- **TO BE DONE**
Tally up the lines carrying the string "name" and respond with only the resulting number.

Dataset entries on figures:
_ _ _ _ _
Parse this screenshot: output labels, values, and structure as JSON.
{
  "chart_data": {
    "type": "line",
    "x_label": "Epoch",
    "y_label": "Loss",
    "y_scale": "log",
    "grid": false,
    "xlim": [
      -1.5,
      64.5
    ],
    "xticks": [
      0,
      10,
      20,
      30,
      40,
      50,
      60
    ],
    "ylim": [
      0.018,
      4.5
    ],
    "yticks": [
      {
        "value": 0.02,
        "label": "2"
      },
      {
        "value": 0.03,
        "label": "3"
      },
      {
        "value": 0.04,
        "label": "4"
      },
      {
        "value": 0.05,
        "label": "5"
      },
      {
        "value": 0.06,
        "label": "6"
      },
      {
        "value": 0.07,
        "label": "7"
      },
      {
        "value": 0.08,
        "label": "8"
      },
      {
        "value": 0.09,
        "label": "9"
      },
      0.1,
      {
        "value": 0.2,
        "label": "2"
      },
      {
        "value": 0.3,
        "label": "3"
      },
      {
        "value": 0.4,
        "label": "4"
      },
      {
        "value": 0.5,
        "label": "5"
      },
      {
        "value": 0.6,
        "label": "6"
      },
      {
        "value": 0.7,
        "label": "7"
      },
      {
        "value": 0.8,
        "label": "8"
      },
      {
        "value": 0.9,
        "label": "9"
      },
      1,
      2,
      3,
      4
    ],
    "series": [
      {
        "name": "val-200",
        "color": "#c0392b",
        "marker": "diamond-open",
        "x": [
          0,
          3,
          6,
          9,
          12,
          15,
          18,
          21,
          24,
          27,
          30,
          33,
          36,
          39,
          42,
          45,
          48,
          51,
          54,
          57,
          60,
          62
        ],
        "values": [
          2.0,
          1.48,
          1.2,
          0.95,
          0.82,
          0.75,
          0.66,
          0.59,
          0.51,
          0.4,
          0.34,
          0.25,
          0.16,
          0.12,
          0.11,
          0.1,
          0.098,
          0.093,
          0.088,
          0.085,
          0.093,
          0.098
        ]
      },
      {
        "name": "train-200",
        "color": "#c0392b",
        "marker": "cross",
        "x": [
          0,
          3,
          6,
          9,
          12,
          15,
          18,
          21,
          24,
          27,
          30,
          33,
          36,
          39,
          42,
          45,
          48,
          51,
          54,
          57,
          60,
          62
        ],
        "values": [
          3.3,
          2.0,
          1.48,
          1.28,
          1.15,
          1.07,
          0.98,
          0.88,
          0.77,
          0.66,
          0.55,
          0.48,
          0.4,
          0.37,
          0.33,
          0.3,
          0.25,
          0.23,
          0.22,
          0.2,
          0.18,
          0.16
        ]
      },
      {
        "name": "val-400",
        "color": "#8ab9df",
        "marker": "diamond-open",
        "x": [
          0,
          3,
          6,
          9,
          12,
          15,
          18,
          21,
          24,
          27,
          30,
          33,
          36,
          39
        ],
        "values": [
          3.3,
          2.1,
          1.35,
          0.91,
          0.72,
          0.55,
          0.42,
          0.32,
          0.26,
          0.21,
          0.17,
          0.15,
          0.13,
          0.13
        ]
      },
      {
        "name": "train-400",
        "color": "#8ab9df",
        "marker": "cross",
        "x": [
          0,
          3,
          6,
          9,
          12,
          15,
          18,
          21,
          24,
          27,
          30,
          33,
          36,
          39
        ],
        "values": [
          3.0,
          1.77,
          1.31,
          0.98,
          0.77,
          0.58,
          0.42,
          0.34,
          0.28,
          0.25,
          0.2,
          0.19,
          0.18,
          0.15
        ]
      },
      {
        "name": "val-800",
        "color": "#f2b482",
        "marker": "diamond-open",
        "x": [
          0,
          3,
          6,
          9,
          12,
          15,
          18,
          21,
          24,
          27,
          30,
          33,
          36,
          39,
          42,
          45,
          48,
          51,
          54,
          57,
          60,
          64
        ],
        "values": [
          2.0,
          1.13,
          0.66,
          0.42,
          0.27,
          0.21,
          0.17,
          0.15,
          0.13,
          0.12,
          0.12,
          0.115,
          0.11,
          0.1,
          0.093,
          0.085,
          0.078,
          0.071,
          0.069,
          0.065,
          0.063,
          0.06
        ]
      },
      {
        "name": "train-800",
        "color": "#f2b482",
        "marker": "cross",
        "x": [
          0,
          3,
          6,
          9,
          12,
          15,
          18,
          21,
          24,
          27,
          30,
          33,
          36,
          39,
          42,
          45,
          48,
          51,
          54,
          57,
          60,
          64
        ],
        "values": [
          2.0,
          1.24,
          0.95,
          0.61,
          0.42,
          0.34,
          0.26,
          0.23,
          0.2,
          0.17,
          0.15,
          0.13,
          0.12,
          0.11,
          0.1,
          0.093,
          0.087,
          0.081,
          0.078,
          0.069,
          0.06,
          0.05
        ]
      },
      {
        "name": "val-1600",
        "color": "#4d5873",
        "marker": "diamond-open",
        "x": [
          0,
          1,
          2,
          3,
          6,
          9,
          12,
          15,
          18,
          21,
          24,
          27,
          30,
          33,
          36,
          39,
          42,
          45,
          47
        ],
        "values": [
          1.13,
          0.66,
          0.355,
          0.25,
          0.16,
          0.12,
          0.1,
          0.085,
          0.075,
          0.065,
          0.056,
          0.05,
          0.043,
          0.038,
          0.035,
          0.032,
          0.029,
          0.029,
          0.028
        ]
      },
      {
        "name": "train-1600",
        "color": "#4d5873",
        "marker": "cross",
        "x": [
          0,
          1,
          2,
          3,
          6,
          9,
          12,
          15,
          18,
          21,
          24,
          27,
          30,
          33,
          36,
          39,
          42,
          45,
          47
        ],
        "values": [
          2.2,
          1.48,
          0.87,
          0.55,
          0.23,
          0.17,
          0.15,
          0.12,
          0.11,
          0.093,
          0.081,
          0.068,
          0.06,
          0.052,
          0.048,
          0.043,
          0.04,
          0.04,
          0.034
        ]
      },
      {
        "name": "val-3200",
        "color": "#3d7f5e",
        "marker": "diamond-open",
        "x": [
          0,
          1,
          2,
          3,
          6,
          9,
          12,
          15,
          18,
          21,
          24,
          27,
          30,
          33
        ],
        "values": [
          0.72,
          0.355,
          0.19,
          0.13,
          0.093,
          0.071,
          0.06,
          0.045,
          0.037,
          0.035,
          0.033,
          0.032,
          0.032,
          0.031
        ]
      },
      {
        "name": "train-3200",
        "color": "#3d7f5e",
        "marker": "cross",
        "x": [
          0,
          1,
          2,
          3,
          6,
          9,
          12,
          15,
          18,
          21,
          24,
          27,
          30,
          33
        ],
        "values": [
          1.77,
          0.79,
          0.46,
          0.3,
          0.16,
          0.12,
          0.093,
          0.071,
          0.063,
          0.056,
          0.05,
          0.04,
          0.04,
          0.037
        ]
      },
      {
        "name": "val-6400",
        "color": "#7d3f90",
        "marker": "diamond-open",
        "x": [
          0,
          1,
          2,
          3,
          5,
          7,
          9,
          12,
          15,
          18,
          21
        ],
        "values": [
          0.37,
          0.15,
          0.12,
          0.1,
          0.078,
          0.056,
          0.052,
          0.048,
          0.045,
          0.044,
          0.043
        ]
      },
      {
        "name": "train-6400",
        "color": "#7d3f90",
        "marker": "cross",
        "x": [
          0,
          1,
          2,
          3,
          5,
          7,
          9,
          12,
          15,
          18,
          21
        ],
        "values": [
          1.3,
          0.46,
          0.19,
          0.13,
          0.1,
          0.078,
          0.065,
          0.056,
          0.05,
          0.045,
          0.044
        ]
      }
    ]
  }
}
_ _ _ _ _
- **EXERCISE RESPONSE**
12